What is required: Write out the records below once more, exactly as they stand.

Material for this exercise:
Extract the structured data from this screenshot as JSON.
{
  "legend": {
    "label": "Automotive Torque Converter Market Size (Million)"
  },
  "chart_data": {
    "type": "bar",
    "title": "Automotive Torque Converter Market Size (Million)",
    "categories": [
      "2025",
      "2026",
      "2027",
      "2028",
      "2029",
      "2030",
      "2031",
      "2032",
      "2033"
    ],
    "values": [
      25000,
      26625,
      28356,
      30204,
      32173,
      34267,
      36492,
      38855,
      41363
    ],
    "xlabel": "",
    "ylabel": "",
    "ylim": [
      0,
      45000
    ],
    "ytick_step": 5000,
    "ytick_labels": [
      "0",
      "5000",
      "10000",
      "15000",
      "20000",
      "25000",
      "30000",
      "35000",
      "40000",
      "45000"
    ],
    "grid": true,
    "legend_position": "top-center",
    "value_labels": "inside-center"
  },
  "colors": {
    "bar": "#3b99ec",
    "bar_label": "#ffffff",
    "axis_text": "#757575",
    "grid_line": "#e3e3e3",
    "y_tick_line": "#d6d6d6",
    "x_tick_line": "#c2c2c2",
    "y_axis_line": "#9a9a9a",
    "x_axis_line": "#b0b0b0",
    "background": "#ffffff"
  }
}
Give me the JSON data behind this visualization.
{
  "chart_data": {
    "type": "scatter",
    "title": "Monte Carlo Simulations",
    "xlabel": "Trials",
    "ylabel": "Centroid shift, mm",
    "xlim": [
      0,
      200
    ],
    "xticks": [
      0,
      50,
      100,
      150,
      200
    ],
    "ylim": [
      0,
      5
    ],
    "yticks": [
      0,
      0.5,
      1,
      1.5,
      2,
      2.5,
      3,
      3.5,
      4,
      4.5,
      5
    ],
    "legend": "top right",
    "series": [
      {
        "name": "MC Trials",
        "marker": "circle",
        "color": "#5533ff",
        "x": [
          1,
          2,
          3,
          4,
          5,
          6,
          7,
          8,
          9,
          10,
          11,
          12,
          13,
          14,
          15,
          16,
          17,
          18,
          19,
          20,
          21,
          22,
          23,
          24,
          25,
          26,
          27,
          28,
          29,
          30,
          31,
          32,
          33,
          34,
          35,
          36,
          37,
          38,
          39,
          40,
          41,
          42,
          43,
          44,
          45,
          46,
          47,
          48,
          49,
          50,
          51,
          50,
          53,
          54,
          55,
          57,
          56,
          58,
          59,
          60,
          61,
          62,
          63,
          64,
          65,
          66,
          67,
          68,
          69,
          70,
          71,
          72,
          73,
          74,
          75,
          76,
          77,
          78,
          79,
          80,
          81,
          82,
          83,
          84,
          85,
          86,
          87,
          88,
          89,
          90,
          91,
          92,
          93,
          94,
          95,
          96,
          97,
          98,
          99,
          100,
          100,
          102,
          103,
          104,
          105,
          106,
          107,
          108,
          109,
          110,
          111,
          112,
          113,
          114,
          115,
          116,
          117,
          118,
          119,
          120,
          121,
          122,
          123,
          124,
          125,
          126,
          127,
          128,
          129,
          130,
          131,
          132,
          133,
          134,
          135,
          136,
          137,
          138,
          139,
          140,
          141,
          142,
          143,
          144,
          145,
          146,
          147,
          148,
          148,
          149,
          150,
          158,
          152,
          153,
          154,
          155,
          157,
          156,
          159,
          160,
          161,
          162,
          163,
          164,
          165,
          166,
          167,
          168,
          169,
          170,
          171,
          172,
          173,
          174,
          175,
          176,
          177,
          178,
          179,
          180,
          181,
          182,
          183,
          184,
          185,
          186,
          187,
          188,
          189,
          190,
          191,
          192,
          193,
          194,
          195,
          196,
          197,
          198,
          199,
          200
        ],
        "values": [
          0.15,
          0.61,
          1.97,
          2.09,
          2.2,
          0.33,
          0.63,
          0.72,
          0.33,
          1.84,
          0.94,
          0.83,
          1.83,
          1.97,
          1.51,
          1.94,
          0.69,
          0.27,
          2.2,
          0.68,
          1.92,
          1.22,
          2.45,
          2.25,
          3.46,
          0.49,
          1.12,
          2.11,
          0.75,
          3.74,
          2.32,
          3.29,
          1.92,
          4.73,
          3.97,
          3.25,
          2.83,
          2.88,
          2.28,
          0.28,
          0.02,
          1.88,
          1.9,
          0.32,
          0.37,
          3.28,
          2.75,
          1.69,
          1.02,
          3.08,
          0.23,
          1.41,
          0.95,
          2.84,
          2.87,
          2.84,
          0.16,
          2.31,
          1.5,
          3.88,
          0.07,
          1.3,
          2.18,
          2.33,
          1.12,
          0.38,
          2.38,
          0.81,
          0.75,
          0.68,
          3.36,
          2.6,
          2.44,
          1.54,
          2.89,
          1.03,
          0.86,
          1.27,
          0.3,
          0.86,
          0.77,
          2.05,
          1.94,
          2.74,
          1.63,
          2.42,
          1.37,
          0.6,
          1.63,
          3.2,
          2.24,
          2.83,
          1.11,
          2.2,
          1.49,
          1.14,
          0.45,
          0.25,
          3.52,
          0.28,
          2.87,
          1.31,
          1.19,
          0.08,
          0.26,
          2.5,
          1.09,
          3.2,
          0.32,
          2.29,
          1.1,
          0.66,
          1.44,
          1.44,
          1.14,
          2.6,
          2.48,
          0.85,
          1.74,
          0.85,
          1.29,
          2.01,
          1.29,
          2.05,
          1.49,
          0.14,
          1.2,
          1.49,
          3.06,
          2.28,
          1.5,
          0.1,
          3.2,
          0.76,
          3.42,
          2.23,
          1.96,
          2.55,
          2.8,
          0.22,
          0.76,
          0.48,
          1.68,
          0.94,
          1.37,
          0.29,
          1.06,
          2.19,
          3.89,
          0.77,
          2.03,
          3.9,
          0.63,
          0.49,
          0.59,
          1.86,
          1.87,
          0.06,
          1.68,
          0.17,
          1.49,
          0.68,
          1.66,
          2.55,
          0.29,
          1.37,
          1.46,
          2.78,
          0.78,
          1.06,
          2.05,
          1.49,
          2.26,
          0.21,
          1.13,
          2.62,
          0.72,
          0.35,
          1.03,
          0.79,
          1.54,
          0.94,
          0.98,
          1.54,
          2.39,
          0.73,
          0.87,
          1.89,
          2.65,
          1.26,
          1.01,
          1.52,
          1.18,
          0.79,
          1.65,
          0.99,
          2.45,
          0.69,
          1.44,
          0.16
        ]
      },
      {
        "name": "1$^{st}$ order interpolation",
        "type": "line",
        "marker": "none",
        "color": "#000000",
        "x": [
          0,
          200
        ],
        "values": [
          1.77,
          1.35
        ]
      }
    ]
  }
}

Solved exercise:
Extract the structured data from this screenshot as JSON.
{
  "legend": {
    "label": "Automotive Torque Converter Market Size (Million)"
  },
  "chart_data": {
    "type": "bar",
    "title": "Automotive Torque Converter Market Size (Million)",
    "categories": [
      "2025",
      "2026",
      "2027",
      "2028",
      "2029",
      "2030",
      "2031",
      "2032",
      "2033"
    ],
    "values": [
      25000,
      26625,
      28356,
      30204,
      32173,
      34267,
      36492,
      38855,
      41363
    ],
    "xlabel": "",
    "ylabel": "",
    "ylim": [
      0,
      45000
    ],
    "ytick_step": 5000,
    "ytick_labels": [
      "0",
      "5000",
      "10000",
      "15000",
      "20000",
      "25000",
      "30000",
      "35000",
      "40000",
      "45000"
    ],
    "grid": true,
    "legend_position": "top-center",
    "value_labels": "inside-center"
  },
  "colors": {
    "bar": "#3b99ec",
    "bar_label": "#ffffff",
    "axis_text": "#757575",
    "grid_line": "#e3e3e3",
    "y_tick_line": "#d6d6d6",
    "x_tick_line": "#c2c2c2",
    "y_axis_line": "#9a9a9a",
    "x_axis_line": "#b0b0b0",
    "background": "#ffffff"
  }
}
Give me the JSON data behind this visualization.
{
  "chart_data": {
    "type": "scatter",
    "title": "Monte Carlo Simulations",
    "xlabel": "Trials",
    "ylabel": "Centroid shift, mm",
    "xlim": [
      0,
      200
    ],
    "xticks": [
      0,
      50,
      100,
      150,
      200
    ],
    "ylim": [
      0,
      5
    ],
    "yticks": [
      0,
      0.5,
      1,
      1.5,
      2,
      2.5,
      3,
      3.5,
      4,
      4.5,
      5
    ],
    "legend": "top right",
    "series": [
      {
        "name": "MC Trials",
        "marker": "circle",
        "color": "#5533ff",
        "x": [
          1,
          2,
          3,
          4,
          5,
          6,
          7,
          8,
          9,
          10,
          11,
          12,
          13,
          14,
          15,
          16,
          17,
          18,
          19,
          20,
          21,
          22,
          23,
          24,
          25,
          26,
          27,
          28,
          29,
          30,
          31,
          32,
          33,
          34,
          35,
          36,
          37,
          38,
          39,
          40,
          41,
          42,
          43,
          44,
          45,
          46,
          47,
          48,
          49,
          50,
          51,
          50,
          53,
          54,
          55,
          57,
          56,
          58,
          59,
          60,
          61,
          62,
          63,
          64,
          65,
          66,
          67,
          68,
          69,
          70,
          71,
          72,
          73,
          74,
          75,
          76,
          77,
          78,
          79,
          80,
          81,
          82,
          83,
          84,
          85,
          86,
          87,
          88,
          89,
          90,
          91,
          92,
          93,
          94,
          95,
          96,
          97,
          98,
          99,
          100,
          100,
          102,
          103,
          104,
          105,
          106,
          107,
          108,
          109,
          110,
          111,
          112,
          113,
          114,
          115,
          116,
          117,
          118,
          119,
          120,
          121,
          122,
          123,
          124,
          125,
          126,
          127,
          128,
          129,
          130,
          131,
          132,
          133,
          134,
          135,
          136,
          137,
          138,
          139,
          140,
          141,
          142,
          143,
          144,
          145,
          146,
          147,
          148,
          148,
          149,
          150,
          158,
          152,
          153,
          154,
          155,
          157,
          156,
          159,
          160,
          161,
          162,
          163,
          164,
          165,
          166,
          167,
          168,
          169,
          170,
          171,
          172,
          173,
          174,
          175,
          176,
          177,
          178,
          179,
          180,
          181,
          182,
          183,
          184,
          185,
          186,
          187,
          188,
          189,
          190,
          191,
          192,
          193,
          194,
          195,
          196,
          197,
          198,
          199,
          200
        ],
        "values": [
          0.15,
          0.61,
          1.97,
          2.09,
          2.2,
          0.33,
          0.63,
          0.72,
          0.33,
          1.84,
          0.94,
          0.83,
          1.83,
          1.97,
          1.51,
          1.94,
          0.69,
          0.27,
          2.2,
          0.68,
          1.92,
          1.22,
          2.45,
          2.25,
          3.46,
          0.49,
          1.12,
          2.11,
          0.75,
          3.74,
          2.32,
          3.29,
          1.92,
          4.73,
          3.97,
          3.25,
          2.83,
          2.88,
          2.28,
          0.28,
          0.02,
          1.88,
          1.9,
          0.32,
          0.37,
          3.28,
          2.75,
          1.69,
          1.02,
          3.08,
          0.23,
          1.41,
          0.95,
          2.84,
          2.87,
          2.84,
          0.16,
          2.31,
          1.5,
          3.88,
          0.07,
          1.3,
          2.18,
          2.33,
          1.12,
          0.38,
          2.38,
          0.81,
          0.75,
          0.68,
          3.36,
          2.6,
          2.44,
          1.54,
          2.89,
          1.03,
          0.86,
          1.27,
          0.3,
          0.86,
          0.77,
          2.05,
          1.94,
          2.74,
          1.63,
          2.42,
          1.37,
          0.6,
          1.63,
          3.2,
          2.24,
          2.83,
          1.11,
          2.2,
          1.49,
          1.14,
          0.45,
          0.25,
          3.52,
          0.28,
          2.87,
          1.31,
          1.19,
          0.08,
          0.26,
          2.5,
          1.09,
          3.2,
          0.32,
          2.29,
          1.1,
          0.66,
          1.44,
          1.44,
          1.14,
          2.6,
          2.48,
          0.85,
          1.74,
          0.85,
          1.29,
          2.01,
          1.29,
          2.05,
          1.49,
          0.14,
          1.2,
          1.49,
          3.06,
          2.28,
          1.5,
          0.1,
          3.2,
          0.76,
          3.42,
          2.23,
          1.96,
          2.55,
          2.8,
          0.22,
          0.76,
          0.48,
          1.68,
          0.94,
          1.37,
          0.29,
          1.06,
          2.19,
          3.89,
          0.77,
          2.03,
          3.9,
          0.63,
          0.49,
          0.59,
          1.86,
          1.87,
          0.06,
          1.68,
          0.17,
          1.49,
          0.68,
          1.66,
          2.55,
          0.29,
          1.37,
          1.46,
          2.78,
          0.78,
          1.06,
          2.05,
          1.49,
          2.26,
          0.21,
          1.13,
          2.62,
          0.72,
          0.35,
          1.03,
          0.79,
          1.54,
          0.94,
          0.98,
          1.54,
          2.39,
          0.73,
          0.87,
          1.89,
          2.65,
          1.26,
          1.01,
          1.52,
          1.18,
          0.79,
          1.65,
          0.99,
          2.45,
          0.69,
          1.44,
          0.16
        ]
      },
      {
        "name": "1$^{st}$ order interpolation",
        "type": "line",
        "marker": "none",
        "color": "#000000",
        "x": [
          0,
          200
        ],
        "values": [
          1.77,
          1.35
        ]
      }
    ]
  }
}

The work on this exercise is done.